*Given instruction*: Transcribe the records below exactly as they appear, omitting any pictures.

____

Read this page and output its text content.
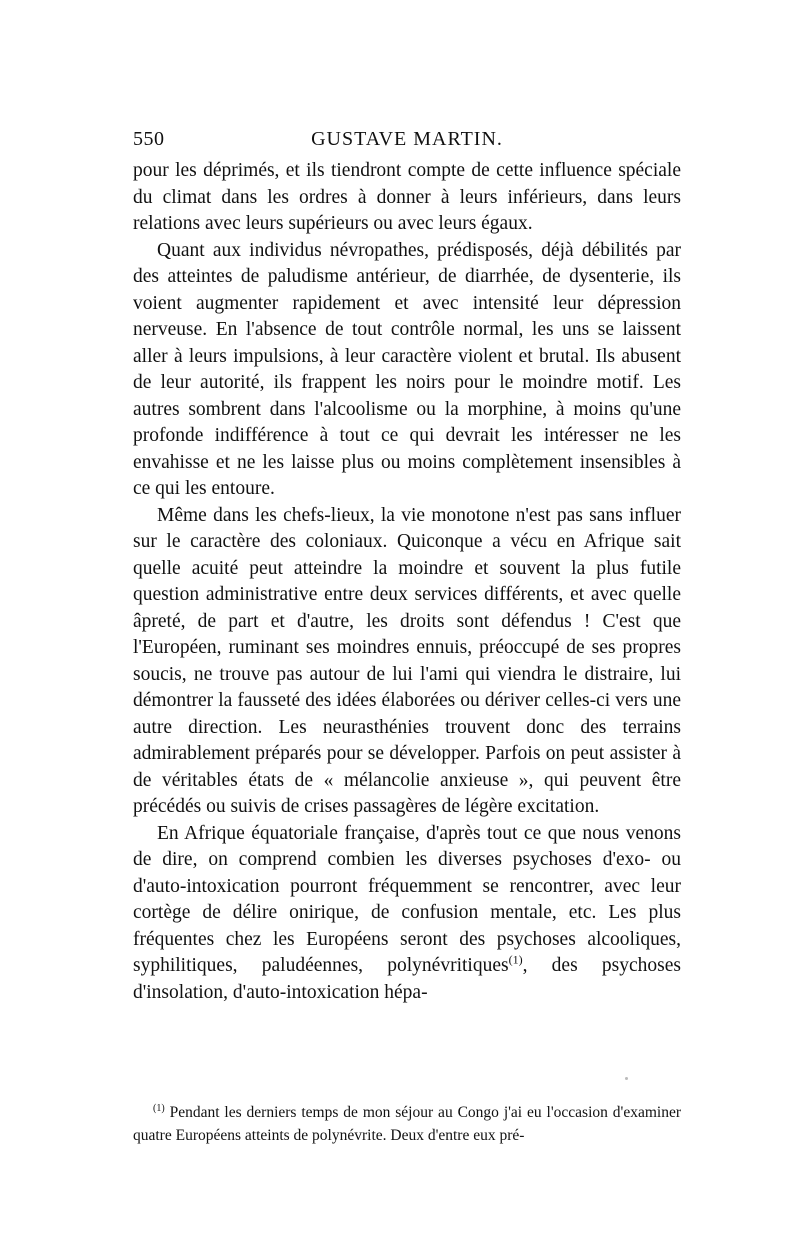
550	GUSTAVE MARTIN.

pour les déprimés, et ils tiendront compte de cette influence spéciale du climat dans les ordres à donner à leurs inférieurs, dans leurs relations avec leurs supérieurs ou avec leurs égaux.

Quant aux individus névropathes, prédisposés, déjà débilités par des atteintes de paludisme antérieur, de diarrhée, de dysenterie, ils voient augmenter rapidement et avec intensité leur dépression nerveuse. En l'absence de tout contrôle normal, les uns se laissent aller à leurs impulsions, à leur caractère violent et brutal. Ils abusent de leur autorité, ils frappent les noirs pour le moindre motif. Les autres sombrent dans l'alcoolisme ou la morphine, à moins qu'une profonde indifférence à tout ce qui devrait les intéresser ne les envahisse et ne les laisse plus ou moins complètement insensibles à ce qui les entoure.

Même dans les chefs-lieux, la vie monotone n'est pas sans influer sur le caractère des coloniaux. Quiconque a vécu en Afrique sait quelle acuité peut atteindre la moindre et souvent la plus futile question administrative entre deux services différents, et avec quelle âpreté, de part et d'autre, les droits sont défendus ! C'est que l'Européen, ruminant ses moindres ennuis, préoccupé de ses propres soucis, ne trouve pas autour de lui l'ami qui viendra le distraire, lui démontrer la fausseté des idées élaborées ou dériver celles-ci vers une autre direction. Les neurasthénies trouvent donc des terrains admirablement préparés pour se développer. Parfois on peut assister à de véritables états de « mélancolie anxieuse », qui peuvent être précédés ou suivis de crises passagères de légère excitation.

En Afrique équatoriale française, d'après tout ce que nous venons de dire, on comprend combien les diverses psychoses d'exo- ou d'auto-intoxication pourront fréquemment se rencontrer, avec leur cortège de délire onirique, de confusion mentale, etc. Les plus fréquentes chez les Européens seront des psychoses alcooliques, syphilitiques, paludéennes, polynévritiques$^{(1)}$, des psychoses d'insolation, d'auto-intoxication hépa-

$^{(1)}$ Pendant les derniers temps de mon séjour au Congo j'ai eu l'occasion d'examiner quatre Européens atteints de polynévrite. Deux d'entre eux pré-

____

*Written solution*:
Read this page and output its text content.
550	GUSTAVE MARTIN.

pour les déprimés, et ils tiendront compte de cette influence spéciale du climat dans les ordres à donner à leurs inférieurs, dans leurs relations avec leurs supérieurs ou avec leurs égaux.

Quant aux individus névropathes, prédisposés, déjà débilités par des atteintes de paludisme antérieur, de diarrhée, de dysenterie, ils voient augmenter rapidement et avec intensité leur dépression nerveuse. En l'absence de tout contrôle normal, les uns se laissent aller à leurs impulsions, à leur caractère violent et brutal. Ils abusent de leur autorité, ils frappent les noirs pour le moindre motif. Les autres sombrent dans l'alcoolisme ou la morphine, à moins qu'une profonde indifférence à tout ce qui devrait les intéresser ne les envahisse et ne les laisse plus ou moins complètement insensibles à ce qui les entoure.

Même dans les chefs-lieux, la vie monotone n'est pas sans influer sur le caractère des coloniaux. Quiconque a vécu en Afrique sait quelle acuité peut atteindre la moindre et souvent la plus futile question administrative entre deux services différents, et avec quelle âpreté, de part et d'autre, les droits sont défendus ! C'est que l'Européen, ruminant ses moindres ennuis, préoccupé de ses propres soucis, ne trouve pas autour de lui l'ami qui viendra le distraire, lui démontrer la fausseté des idées élaborées ou dériver celles-ci vers une autre direction. Les neurasthénies trouvent donc des terrains admirablement préparés pour se développer. Parfois on peut assister à de véritables états de « mélancolie anxieuse », qui peuvent être précédés ou suivis de crises passagères de légère excitation.

En Afrique équatoriale française, d'après tout ce que nous venons de dire, on comprend combien les diverses psychoses d'exo- ou d'auto-intoxication pourront fréquemment se rencontrer, avec leur cortège de délire onirique, de confusion mentale, etc. Les plus fréquentes chez les Européens seront des psychoses alcooliques, syphilitiques, paludéennes, polynévritiques$^{(1)}$, des psychoses d'insolation, d'auto-intoxication hépa-

$^{(1)}$ Pendant les derniers temps de mon séjour au Congo j'ai eu l'occasion d'examiner quatre Européens atteints de polynévrite. Deux d'entre eux pré-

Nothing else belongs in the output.